**TASK:**
Check every line below for the word "drip" and copy each one that has it.

___

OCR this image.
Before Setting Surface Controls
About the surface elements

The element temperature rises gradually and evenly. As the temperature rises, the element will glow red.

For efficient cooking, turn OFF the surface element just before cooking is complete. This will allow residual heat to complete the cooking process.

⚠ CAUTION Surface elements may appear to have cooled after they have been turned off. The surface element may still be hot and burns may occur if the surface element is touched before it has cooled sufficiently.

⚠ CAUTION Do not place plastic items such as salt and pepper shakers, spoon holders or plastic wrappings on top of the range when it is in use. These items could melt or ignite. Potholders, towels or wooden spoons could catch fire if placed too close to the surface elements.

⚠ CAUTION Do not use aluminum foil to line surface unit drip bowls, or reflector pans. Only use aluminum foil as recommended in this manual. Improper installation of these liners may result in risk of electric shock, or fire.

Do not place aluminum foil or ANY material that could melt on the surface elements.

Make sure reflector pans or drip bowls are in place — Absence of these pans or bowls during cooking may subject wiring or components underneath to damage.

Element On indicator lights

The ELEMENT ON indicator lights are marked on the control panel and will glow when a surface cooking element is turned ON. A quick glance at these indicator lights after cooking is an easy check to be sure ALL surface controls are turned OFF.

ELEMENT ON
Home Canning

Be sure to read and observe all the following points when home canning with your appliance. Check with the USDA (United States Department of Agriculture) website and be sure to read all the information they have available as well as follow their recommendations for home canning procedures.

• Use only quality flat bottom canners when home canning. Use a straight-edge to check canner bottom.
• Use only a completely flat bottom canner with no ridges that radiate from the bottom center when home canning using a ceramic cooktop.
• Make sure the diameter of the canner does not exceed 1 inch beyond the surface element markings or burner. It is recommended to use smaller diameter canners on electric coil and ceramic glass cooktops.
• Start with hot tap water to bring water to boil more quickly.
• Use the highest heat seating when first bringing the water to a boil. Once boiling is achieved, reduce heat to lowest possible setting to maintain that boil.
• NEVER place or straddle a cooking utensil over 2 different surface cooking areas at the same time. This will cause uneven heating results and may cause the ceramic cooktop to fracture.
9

___

**THE SOLUTION:**
⚠ CAUTION Do not use aluminum foil to line surface unit drip bowls, or reflector pans. Only use aluminum foil as recommended in this manual. Improper installation of these liners may result in risk of electric shock, or fire.
Make sure reflector pans or drip bowls are in place — Absence of these pans or bowls during cooking may subject wiring or components underneath to damage.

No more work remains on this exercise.